§ Record set

+++

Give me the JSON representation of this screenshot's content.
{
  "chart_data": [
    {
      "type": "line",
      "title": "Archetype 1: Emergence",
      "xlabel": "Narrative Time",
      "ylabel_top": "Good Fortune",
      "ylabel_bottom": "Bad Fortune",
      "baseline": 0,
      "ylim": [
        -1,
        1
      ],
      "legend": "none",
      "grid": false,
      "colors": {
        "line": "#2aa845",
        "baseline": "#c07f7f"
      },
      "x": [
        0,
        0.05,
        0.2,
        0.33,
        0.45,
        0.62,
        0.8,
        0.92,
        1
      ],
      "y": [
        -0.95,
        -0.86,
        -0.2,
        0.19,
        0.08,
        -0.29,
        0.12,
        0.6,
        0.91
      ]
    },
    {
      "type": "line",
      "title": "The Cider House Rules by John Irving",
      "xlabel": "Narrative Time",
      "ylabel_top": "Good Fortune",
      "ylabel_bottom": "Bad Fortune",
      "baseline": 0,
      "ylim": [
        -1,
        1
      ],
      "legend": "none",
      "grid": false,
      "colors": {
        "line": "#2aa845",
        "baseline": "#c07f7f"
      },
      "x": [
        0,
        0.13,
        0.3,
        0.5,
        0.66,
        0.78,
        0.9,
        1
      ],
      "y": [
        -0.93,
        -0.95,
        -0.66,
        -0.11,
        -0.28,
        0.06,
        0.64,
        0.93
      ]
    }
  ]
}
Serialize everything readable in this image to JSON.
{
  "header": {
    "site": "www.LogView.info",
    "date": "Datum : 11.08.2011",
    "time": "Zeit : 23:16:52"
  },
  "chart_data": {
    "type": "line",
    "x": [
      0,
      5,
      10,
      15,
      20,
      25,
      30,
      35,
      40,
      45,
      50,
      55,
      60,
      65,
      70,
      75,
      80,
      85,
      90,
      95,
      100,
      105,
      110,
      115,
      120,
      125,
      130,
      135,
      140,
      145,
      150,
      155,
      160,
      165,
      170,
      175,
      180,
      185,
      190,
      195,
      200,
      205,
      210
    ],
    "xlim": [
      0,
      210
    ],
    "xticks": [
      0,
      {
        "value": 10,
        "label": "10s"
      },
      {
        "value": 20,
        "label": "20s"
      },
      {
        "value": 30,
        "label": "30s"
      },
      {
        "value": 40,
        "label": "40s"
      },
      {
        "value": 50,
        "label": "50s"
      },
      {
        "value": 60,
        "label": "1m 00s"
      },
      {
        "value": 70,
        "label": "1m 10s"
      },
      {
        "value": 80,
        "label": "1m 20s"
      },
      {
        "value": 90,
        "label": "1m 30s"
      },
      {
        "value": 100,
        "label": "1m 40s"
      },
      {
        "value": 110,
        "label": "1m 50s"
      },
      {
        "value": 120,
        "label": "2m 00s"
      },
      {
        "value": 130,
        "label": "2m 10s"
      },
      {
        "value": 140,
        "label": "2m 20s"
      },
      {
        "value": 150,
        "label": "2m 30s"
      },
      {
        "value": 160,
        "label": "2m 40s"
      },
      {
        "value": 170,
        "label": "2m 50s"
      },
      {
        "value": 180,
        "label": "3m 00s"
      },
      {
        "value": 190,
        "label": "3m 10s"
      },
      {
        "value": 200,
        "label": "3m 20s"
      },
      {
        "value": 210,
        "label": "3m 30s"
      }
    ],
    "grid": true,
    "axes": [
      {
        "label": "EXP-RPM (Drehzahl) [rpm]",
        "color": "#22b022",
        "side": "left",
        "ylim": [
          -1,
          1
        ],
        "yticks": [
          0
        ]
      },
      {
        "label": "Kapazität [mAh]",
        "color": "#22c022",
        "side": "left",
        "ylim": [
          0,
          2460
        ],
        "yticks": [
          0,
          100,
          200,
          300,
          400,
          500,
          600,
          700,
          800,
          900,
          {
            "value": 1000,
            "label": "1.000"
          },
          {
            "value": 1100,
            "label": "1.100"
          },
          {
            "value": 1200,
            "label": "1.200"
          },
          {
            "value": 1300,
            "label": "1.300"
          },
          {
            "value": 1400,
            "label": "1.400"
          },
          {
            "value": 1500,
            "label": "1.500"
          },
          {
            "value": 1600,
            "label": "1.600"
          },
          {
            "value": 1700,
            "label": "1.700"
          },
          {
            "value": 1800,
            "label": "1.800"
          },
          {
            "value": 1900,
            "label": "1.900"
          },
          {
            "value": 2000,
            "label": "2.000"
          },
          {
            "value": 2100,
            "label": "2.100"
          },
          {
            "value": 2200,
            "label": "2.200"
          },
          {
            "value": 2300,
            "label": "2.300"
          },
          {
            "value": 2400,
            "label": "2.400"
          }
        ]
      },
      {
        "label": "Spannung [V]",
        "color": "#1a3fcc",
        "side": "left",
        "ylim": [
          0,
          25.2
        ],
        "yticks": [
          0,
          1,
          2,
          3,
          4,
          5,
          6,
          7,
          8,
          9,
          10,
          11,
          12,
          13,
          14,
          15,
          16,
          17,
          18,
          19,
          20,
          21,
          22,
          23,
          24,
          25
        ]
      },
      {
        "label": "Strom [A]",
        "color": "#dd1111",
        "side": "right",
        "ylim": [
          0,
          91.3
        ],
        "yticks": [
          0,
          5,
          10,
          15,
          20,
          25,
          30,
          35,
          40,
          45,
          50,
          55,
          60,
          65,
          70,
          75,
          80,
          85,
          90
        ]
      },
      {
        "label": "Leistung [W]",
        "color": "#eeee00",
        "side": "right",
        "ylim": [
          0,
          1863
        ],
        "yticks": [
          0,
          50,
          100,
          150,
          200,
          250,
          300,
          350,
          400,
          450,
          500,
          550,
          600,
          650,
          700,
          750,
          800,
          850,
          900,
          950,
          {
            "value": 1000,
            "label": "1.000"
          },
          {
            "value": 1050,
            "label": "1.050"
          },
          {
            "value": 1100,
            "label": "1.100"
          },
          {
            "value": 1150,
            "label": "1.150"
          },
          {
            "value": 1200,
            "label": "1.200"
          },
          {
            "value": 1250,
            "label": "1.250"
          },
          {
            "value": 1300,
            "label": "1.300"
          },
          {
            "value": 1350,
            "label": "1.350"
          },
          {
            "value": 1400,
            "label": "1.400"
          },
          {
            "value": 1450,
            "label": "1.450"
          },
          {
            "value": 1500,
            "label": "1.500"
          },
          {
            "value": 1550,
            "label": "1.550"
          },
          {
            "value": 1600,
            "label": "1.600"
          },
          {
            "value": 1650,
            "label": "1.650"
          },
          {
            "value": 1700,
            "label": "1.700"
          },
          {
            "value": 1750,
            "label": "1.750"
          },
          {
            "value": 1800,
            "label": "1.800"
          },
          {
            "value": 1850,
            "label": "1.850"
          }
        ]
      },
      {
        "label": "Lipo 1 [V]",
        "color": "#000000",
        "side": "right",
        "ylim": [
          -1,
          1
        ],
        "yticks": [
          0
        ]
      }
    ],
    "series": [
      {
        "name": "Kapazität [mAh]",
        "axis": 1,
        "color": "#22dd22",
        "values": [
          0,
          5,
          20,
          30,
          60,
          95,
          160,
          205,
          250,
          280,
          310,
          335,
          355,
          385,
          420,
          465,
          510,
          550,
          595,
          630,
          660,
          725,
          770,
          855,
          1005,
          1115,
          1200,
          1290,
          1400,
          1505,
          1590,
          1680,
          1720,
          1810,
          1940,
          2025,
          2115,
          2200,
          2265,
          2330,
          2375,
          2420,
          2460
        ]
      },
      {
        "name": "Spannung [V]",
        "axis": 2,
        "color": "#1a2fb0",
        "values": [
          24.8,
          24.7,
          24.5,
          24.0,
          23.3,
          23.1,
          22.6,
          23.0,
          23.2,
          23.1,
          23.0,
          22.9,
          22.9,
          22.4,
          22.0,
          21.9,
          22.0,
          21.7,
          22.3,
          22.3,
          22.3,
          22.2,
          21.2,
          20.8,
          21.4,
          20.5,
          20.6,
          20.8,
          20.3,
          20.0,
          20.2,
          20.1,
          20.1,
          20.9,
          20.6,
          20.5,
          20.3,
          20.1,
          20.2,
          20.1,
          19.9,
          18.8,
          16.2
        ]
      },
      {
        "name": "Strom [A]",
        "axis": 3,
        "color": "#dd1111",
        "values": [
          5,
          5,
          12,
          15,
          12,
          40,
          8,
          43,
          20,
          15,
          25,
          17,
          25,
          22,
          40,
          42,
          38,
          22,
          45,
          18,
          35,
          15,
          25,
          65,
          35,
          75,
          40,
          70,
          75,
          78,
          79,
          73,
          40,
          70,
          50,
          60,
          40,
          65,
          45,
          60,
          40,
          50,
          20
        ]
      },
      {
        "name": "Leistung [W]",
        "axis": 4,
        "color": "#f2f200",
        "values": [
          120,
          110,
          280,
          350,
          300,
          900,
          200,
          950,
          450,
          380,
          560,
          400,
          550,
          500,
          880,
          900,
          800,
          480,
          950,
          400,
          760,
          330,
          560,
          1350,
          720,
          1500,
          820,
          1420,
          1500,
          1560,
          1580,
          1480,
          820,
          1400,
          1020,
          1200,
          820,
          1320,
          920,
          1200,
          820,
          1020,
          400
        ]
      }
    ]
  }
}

+++

§ Your goal
Among the entries above, how many lines hold the string "name"? Respond with nothing but the number.

§ Output of the task
4